=== Task prompt ===
Give the entries back exactly, dropping each image.

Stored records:

§ §

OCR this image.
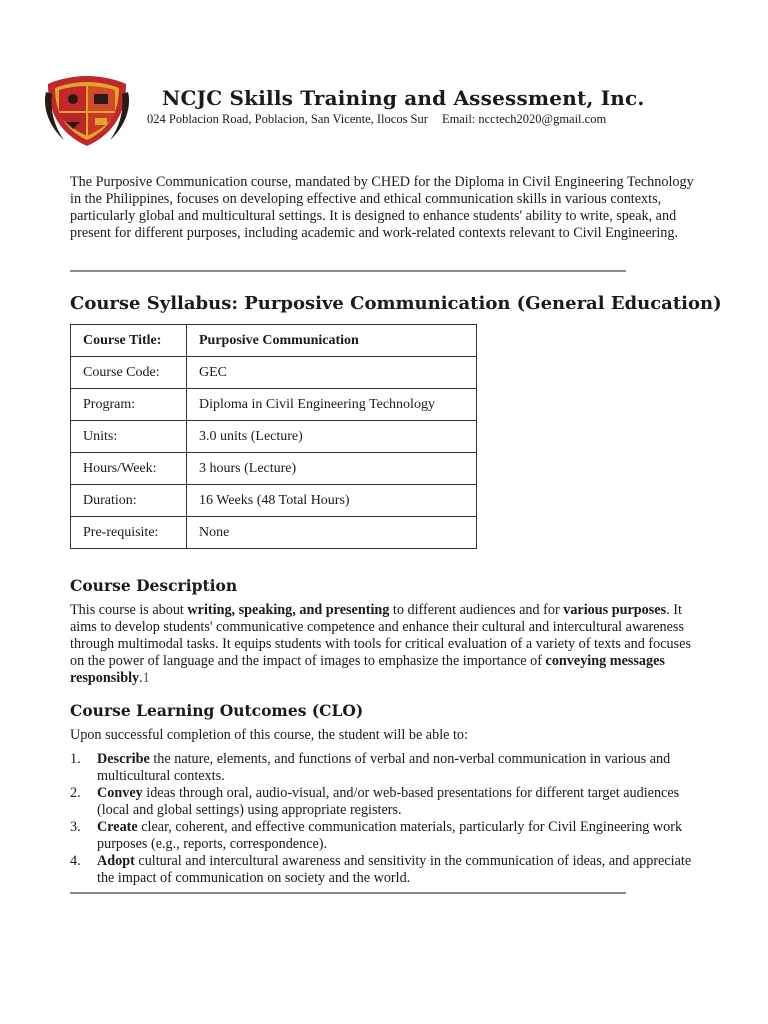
NCJC Skills Training and Assessment, Inc.
024 Poblacion Road, Poblacion, San Vicente, Ilocos Sur Email: ncctech2020@gmail.com

The Purposive Communication course, mandated by CHED for the Diploma in Civil Engineering Technology in the Philippines, focuses on developing effective and ethical communication skills in various contexts, particularly global and multicultural settings. It is designed to enhance students' ability to write, speak, and present for different purposes, including academic and work-related contexts relevant to Civil Engineering.

Course Syllabus: Purposive Communication (General Education)
Course Title:	Purposive Communication
Course Code:	GEC
Program:	Diploma in Civil Engineering Technology
Units:	3.0 units (Lecture)
Hours/Week:	3 hours (Lecture)
Duration:	16 Weeks (48 Total Hours)
Pre-requisite:	None
Course Description

This course is about writing, speaking, and presenting to different audiences and for various purposes. It aims to develop students' communicative competence and enhance their cultural and intercultural awareness through multimodal tasks. It equips students with tools for critical evaluation of a variety of texts and focuses on the power of language and the impact of images to emphasize the importance of conveying messages responsibly.1

Course Learning Outcomes (CLO)

Upon successful completion of this course, the student will be able to:

1. Describe the nature, elements, and functions of verbal and non-verbal communication in various and multicultural contexts.
2. Convey ideas through oral, audio-visual, and/or web-based presentations for different target audiences (local and global settings) using appropriate registers.
3. Create clear, coherent, and effective communication materials, particularly for Civil Engineering work purposes (e.g., reports, correspondence).
4. Adopt cultural and intercultural awareness and sensitivity in the communication of ideas, and appreciate the impact of communication on society and the world.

§ §

=== Solution for this problem ===
OCR this image.
NCJC Skills Training and Assessment, Inc.
024 Poblacion Road, Poblacion, San Vicente, Ilocos Sur Email: ncctech2020@gmail.com

The Purposive Communication course, mandated by CHED for the Diploma in Civil Engineering Technology in the Philippines, focuses on developing effective and ethical communication skills in various contexts, particularly global and multicultural settings. It is designed to enhance students' ability to write, speak, and present for different purposes, including academic and work-related contexts relevant to Civil Engineering.

Course Syllabus: Purposive Communication (General Education)
Course Title:	Purposive Communication
Course Code:	GEC
Program:	Diploma in Civil Engineering Technology
Units:	3.0 units (Lecture)
Hours/Week:	3 hours (Lecture)
Duration:	16 Weeks (48 Total Hours)
Pre-requisite:	None
Course Description

This course is about writing, speaking, and presenting to different audiences and for various purposes. It aims to develop students' communicative competence and enhance their cultural and intercultural awareness through multimodal tasks. It equips students with tools for critical evaluation of a variety of texts and focuses on the power of language and the impact of images to emphasize the importance of conveying messages responsibly.1

Course Learning Outcomes (CLO)

Upon successful completion of this course, the student will be able to:

1. Describe the nature, elements, and functions of verbal and non-verbal communication in various and multicultural contexts.
2. Convey ideas through oral, audio-visual, and/or web-based presentations for different target audiences (local and global settings) using appropriate registers.
3. Create clear, coherent, and effective communication materials, particularly for Civil Engineering work purposes (e.g., reports, correspondence).
4. Adopt cultural and intercultural awareness and sensitivity in the communication of ideas, and appreciate the impact of communication on society and the world.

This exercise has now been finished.